Request ▸ Of the lines in the entries, how many hold the word "text"? Give that number alone.

....

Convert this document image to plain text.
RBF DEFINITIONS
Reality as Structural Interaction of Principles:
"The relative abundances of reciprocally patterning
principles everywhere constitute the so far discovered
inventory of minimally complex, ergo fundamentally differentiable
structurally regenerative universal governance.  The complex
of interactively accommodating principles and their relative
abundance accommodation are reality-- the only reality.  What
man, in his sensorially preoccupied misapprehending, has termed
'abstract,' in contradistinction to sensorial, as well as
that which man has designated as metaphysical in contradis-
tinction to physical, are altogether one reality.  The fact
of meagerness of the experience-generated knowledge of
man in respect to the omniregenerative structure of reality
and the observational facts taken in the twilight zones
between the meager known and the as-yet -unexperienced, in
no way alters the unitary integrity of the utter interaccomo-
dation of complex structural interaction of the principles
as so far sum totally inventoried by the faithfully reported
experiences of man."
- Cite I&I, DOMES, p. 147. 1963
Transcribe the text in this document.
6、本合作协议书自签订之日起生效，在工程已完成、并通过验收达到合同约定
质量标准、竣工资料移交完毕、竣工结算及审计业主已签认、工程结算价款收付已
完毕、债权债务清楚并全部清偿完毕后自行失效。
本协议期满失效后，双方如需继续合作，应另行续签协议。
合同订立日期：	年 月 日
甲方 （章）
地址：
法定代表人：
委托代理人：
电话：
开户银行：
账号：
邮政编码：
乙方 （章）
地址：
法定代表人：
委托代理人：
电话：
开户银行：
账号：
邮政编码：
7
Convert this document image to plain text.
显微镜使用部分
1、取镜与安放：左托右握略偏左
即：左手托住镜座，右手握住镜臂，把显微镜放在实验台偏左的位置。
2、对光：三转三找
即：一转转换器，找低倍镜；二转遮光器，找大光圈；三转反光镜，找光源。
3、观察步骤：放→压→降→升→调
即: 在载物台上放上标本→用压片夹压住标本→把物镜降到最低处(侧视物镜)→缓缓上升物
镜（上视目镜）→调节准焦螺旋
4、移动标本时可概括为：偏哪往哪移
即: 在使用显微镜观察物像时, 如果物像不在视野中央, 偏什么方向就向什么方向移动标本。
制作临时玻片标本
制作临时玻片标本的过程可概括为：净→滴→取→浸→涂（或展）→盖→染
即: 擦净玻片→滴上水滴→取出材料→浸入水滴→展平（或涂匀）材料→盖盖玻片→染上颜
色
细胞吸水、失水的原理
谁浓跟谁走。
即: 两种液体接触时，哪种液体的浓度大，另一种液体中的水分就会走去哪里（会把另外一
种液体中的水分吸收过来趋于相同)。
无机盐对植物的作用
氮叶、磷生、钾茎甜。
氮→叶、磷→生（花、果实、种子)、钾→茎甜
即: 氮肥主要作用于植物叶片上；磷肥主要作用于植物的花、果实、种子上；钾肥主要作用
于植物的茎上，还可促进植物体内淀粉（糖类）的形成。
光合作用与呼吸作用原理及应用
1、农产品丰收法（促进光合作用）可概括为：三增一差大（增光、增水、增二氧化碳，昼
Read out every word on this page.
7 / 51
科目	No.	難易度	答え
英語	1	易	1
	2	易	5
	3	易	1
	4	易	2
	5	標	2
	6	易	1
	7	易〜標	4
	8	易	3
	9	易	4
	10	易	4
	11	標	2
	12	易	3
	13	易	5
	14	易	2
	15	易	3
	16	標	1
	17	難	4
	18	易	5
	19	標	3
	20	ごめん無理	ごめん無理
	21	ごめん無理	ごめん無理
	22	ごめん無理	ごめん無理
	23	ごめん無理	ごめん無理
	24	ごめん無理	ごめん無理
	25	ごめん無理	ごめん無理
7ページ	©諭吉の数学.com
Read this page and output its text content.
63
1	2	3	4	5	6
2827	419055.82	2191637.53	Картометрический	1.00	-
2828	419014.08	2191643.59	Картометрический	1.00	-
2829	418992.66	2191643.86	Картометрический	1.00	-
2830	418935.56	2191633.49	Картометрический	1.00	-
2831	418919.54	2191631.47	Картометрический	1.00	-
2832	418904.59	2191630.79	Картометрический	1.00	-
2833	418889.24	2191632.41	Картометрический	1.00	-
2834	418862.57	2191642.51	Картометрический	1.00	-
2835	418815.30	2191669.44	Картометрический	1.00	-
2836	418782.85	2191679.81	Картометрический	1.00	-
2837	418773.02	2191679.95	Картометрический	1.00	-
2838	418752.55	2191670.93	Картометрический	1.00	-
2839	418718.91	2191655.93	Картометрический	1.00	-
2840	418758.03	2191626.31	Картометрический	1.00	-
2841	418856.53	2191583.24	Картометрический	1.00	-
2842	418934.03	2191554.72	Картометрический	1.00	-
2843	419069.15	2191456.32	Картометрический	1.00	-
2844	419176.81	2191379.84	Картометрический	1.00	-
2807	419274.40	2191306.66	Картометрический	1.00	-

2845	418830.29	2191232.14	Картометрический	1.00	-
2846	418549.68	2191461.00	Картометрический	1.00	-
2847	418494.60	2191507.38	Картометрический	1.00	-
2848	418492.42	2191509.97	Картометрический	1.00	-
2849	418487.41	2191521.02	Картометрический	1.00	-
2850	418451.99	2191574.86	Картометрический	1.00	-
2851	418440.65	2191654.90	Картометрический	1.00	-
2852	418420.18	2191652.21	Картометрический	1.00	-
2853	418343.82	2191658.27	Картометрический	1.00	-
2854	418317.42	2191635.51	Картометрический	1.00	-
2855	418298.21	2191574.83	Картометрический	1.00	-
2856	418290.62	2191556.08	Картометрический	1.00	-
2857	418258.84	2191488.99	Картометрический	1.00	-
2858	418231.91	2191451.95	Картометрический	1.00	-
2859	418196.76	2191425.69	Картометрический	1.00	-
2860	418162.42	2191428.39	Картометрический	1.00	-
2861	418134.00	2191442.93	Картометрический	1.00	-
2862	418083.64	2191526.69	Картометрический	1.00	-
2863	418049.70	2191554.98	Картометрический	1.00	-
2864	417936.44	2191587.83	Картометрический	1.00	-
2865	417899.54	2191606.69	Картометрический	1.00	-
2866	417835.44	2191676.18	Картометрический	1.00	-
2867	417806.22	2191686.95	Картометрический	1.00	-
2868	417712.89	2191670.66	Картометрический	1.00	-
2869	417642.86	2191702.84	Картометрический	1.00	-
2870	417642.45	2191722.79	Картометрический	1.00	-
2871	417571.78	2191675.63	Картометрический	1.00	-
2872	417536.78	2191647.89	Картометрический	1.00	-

....

Response for this exercise ▸ 4